# Given problem:
Which lines contain the word "this"? Return each of them as written.

# Collected data:
──────────

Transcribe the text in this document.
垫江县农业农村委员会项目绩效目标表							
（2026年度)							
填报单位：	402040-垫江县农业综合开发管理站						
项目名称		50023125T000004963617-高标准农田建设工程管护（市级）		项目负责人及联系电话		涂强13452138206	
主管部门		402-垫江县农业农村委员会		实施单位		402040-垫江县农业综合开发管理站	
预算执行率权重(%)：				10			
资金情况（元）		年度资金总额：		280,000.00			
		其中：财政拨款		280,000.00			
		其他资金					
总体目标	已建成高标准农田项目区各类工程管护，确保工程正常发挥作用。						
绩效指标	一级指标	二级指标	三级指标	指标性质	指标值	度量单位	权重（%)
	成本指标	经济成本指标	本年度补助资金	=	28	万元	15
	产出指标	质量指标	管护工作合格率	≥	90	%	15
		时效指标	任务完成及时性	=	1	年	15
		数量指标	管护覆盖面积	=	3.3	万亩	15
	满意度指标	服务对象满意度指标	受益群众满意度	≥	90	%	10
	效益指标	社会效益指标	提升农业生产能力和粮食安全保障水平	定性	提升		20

──────────

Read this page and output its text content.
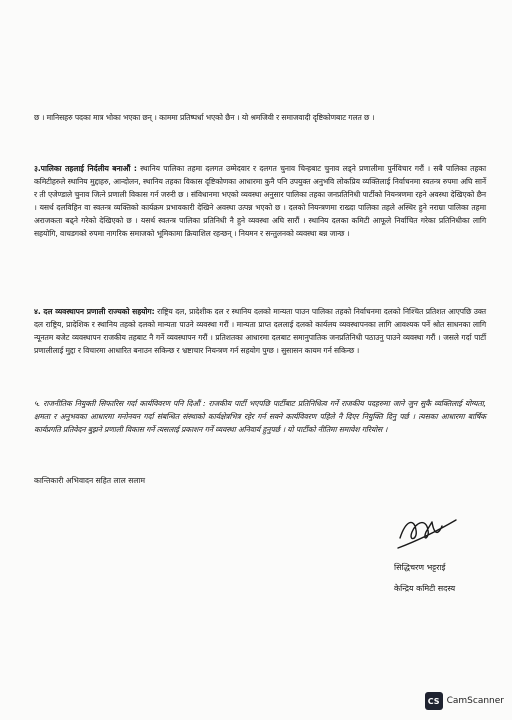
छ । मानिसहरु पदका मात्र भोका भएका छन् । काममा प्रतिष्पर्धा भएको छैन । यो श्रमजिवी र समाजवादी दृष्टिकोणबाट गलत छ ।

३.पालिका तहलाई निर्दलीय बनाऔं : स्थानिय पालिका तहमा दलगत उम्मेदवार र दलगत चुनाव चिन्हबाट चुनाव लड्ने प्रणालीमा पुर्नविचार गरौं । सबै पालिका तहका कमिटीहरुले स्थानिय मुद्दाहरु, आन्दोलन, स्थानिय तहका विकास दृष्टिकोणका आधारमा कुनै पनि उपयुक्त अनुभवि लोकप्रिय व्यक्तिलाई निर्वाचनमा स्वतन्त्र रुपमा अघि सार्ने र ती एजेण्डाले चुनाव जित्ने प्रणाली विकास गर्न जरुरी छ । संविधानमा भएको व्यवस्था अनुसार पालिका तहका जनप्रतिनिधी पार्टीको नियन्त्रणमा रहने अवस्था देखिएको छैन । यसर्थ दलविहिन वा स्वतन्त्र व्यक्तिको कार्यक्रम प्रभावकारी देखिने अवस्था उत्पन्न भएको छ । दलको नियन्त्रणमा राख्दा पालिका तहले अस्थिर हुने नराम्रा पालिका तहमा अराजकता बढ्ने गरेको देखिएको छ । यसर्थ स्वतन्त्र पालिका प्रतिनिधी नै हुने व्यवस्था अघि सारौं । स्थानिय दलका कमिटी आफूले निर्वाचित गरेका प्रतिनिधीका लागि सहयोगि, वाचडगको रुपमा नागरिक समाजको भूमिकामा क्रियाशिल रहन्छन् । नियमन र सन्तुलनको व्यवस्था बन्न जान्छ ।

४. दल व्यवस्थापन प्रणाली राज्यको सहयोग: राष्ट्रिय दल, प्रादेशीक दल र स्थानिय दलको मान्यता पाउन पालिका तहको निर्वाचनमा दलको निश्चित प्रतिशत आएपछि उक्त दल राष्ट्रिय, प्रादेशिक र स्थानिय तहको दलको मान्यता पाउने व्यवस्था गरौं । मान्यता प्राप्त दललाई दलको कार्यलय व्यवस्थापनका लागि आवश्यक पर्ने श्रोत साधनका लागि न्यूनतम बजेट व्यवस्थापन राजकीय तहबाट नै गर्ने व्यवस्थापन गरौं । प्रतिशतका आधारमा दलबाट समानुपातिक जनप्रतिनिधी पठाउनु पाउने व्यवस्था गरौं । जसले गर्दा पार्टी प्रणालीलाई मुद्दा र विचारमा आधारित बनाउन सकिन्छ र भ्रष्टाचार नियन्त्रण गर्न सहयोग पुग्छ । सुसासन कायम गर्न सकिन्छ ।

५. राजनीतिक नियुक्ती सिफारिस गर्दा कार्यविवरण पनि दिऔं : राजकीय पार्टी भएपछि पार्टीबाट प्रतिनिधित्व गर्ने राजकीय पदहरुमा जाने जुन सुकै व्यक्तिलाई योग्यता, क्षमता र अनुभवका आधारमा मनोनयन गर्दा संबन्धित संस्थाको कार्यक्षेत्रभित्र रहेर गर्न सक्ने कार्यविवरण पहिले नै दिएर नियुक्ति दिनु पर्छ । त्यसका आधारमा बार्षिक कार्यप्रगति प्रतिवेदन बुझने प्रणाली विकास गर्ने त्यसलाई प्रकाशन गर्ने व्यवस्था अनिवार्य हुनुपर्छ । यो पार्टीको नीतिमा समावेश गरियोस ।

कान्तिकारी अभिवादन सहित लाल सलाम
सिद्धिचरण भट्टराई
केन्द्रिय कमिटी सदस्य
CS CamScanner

──────────

# Full output:
Transcribe the text in this document.
Read this page and output its text content.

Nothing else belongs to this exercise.